((

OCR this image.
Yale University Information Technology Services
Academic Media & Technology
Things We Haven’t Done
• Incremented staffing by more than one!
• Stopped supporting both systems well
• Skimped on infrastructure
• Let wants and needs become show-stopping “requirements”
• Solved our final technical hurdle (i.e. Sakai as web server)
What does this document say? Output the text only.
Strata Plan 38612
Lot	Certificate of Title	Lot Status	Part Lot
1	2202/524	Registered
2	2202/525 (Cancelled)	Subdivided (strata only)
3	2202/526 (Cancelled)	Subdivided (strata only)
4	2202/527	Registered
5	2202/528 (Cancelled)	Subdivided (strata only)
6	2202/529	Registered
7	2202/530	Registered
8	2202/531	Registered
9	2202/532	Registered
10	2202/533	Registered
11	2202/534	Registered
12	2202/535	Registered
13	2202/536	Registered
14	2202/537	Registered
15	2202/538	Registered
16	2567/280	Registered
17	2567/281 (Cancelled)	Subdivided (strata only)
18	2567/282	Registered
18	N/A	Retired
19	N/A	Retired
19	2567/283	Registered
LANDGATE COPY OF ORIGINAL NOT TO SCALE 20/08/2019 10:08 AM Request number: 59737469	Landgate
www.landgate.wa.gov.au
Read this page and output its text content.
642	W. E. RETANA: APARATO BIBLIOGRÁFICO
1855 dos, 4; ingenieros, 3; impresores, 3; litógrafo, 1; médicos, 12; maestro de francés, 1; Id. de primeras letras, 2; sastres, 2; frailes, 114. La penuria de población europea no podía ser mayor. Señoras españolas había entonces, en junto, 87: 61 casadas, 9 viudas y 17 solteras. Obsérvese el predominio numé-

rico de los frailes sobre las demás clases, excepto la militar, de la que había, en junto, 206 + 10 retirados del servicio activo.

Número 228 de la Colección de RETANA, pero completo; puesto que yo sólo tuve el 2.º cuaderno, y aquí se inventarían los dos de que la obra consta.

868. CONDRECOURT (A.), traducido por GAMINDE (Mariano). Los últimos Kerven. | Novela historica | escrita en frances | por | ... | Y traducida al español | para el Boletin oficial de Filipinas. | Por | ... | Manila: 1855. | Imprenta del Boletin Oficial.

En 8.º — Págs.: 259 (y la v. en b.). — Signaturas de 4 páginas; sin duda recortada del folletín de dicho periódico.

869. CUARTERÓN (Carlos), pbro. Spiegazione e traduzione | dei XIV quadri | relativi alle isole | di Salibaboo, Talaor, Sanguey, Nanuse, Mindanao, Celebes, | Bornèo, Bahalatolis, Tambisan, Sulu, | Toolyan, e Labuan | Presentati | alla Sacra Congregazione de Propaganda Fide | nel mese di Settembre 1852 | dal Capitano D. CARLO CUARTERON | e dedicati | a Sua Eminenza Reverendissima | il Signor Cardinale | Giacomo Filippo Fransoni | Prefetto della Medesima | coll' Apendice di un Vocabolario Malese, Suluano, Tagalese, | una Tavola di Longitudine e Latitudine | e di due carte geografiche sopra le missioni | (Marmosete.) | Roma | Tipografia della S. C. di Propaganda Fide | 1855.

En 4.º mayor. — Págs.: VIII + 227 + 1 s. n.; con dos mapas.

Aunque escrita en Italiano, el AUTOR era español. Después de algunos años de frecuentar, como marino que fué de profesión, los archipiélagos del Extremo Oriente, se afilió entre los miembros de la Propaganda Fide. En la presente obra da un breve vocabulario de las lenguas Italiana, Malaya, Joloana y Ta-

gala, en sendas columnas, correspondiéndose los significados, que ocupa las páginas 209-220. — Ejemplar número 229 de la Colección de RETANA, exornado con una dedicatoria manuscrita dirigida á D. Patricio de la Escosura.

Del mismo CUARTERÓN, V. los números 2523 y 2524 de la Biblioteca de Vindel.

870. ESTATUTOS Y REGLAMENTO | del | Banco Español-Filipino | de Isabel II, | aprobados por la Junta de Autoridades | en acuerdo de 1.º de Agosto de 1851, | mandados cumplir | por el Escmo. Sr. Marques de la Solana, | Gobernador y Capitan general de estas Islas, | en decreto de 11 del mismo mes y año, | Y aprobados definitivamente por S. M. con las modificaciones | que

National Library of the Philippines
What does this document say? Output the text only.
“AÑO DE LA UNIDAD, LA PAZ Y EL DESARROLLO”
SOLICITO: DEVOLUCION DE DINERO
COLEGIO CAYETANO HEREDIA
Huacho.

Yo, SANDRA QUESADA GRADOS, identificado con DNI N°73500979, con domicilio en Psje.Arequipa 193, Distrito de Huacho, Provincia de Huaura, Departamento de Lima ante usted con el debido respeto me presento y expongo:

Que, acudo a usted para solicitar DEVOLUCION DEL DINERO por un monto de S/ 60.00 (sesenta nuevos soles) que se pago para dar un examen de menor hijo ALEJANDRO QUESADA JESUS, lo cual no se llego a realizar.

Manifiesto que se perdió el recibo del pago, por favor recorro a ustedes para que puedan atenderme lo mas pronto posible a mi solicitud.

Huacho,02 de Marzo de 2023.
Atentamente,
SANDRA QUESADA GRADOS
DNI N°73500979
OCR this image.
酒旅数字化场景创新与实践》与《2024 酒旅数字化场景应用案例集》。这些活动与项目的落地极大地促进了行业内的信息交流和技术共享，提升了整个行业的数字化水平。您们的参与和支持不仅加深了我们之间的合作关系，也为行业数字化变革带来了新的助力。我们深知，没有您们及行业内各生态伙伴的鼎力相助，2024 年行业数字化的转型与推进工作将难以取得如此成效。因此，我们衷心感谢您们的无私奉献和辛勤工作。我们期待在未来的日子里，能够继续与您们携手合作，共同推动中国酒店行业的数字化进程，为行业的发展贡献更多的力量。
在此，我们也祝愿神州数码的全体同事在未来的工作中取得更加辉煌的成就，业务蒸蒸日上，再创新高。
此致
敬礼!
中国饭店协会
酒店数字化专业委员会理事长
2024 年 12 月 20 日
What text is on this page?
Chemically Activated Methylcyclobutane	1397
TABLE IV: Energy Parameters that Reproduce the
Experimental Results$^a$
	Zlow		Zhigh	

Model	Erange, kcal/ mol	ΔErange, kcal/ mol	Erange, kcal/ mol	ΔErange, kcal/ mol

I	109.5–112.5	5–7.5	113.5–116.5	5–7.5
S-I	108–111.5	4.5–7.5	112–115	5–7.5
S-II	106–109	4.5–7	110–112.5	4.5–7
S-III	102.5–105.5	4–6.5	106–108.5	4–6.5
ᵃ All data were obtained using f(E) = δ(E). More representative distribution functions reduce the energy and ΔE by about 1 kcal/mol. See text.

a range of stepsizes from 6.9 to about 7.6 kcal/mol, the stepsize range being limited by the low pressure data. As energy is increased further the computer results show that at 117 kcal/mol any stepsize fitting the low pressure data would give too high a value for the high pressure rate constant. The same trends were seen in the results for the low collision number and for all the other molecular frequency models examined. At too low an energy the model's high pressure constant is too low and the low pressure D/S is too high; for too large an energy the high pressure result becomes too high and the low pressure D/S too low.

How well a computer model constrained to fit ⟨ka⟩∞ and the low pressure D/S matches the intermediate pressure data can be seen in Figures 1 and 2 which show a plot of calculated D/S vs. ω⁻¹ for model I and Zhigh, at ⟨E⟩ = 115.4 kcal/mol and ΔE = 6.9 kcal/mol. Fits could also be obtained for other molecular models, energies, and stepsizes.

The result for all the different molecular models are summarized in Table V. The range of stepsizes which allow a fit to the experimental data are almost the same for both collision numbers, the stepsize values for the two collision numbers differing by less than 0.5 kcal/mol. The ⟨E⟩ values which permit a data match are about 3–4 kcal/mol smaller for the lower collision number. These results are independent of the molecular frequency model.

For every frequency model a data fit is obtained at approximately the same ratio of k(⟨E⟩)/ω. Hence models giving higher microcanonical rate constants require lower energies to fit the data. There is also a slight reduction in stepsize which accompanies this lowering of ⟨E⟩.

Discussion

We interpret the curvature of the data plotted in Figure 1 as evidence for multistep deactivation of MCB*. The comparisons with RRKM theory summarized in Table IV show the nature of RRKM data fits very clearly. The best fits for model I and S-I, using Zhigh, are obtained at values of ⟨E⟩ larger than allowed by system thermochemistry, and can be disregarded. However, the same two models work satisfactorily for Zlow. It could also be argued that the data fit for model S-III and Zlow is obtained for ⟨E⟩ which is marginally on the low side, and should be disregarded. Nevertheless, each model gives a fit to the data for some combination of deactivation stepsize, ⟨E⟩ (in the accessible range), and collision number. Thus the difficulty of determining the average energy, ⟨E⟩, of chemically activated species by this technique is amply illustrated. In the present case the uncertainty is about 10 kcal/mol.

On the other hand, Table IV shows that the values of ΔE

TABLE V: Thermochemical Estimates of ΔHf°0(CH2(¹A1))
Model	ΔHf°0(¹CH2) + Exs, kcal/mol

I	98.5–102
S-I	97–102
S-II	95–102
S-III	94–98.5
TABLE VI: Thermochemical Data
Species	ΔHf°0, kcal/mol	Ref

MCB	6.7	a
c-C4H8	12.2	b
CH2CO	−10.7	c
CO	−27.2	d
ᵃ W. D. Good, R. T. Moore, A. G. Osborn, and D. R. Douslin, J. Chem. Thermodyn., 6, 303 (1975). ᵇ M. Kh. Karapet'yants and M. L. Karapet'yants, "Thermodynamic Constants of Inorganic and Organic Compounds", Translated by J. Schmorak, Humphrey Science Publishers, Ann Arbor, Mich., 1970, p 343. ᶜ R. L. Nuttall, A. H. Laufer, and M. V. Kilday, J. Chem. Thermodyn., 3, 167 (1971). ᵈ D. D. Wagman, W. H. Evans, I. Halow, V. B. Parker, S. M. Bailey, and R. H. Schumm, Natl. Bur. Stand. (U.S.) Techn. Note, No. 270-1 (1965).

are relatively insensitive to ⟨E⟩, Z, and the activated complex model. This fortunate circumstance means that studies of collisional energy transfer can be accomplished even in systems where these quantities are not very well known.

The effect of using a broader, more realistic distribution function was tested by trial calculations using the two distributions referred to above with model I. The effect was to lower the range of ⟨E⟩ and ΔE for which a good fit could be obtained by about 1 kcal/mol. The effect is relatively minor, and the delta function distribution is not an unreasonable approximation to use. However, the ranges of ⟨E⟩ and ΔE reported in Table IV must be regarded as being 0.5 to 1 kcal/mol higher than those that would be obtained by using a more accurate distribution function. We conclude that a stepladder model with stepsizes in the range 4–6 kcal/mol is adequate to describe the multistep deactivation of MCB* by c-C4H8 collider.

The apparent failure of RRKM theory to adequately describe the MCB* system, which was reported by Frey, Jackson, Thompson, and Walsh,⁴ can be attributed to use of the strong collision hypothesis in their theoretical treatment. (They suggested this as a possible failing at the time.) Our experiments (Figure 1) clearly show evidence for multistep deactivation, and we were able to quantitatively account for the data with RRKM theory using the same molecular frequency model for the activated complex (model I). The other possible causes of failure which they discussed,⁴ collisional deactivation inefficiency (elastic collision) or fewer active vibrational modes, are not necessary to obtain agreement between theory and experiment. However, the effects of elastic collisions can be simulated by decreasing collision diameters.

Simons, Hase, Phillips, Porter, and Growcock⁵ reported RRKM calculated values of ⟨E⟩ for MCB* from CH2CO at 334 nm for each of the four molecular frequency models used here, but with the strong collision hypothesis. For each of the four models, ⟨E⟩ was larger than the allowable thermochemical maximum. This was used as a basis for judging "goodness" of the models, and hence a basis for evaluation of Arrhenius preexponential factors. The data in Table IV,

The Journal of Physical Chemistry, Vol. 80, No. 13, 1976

))

_Work required_: From the records given above, copy all lines containing "DINERO".

_Output of the exercise_:
SOLICITO: DEVOLUCION DE DINERO
Que, acudo a usted para solicitar DEVOLUCION DEL DINERO por un monto de S/ 60.00 (sesenta nuevos soles) que se pago para dar un examen de menor hijo ALEJANDRO QUESADA JESUS, lo cual no se llego a realizar.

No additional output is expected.